_TASK DATA_

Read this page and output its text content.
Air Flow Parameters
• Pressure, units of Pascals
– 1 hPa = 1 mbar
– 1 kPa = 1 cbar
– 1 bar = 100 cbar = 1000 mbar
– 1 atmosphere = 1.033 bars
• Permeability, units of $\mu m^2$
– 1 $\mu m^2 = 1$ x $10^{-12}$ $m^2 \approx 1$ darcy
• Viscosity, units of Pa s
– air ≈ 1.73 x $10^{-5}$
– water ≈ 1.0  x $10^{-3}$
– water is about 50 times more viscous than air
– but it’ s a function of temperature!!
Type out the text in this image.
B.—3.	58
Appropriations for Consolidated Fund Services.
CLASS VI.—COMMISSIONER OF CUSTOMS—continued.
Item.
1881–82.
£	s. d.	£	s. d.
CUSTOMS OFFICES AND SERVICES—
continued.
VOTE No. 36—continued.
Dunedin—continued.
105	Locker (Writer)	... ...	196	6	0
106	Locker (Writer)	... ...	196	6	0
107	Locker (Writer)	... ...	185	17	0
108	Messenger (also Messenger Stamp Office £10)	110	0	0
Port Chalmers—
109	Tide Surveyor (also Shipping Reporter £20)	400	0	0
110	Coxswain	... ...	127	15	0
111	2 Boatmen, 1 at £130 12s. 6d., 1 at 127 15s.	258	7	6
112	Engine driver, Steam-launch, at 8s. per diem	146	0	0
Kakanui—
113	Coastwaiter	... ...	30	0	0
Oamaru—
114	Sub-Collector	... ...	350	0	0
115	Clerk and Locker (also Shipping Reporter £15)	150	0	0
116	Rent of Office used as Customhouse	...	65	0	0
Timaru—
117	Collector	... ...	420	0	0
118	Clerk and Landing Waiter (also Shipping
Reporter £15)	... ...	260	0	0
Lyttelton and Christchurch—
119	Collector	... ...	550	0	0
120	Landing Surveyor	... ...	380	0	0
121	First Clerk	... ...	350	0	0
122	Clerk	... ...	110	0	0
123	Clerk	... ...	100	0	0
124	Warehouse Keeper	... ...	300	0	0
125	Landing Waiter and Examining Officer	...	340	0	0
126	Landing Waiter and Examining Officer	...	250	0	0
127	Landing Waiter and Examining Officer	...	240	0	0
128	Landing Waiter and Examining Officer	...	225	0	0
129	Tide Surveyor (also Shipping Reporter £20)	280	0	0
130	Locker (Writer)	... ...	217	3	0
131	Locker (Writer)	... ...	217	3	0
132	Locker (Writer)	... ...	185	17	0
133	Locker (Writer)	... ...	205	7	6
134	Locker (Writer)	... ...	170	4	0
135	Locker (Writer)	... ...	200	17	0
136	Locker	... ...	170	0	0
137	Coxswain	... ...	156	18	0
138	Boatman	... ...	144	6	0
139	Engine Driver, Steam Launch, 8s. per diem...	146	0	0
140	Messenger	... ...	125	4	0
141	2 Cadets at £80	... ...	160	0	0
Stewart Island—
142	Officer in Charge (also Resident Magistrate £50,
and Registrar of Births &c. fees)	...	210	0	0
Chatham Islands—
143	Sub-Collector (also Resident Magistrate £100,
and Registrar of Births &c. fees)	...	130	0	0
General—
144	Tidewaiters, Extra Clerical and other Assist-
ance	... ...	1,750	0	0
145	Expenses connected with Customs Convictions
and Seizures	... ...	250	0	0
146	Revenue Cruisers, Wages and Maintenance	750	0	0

_YOUR TASK_
Go through the entries above and pull out each line with "Collector" in it.

_WRITTEN RESPONSE_
114	Sub-Collector	... ...	350	0	0
117	Collector	... ...	420	0	0
119	Collector	... ...	550	0	0
143	Sub-Collector (also Resident Magistrate £100,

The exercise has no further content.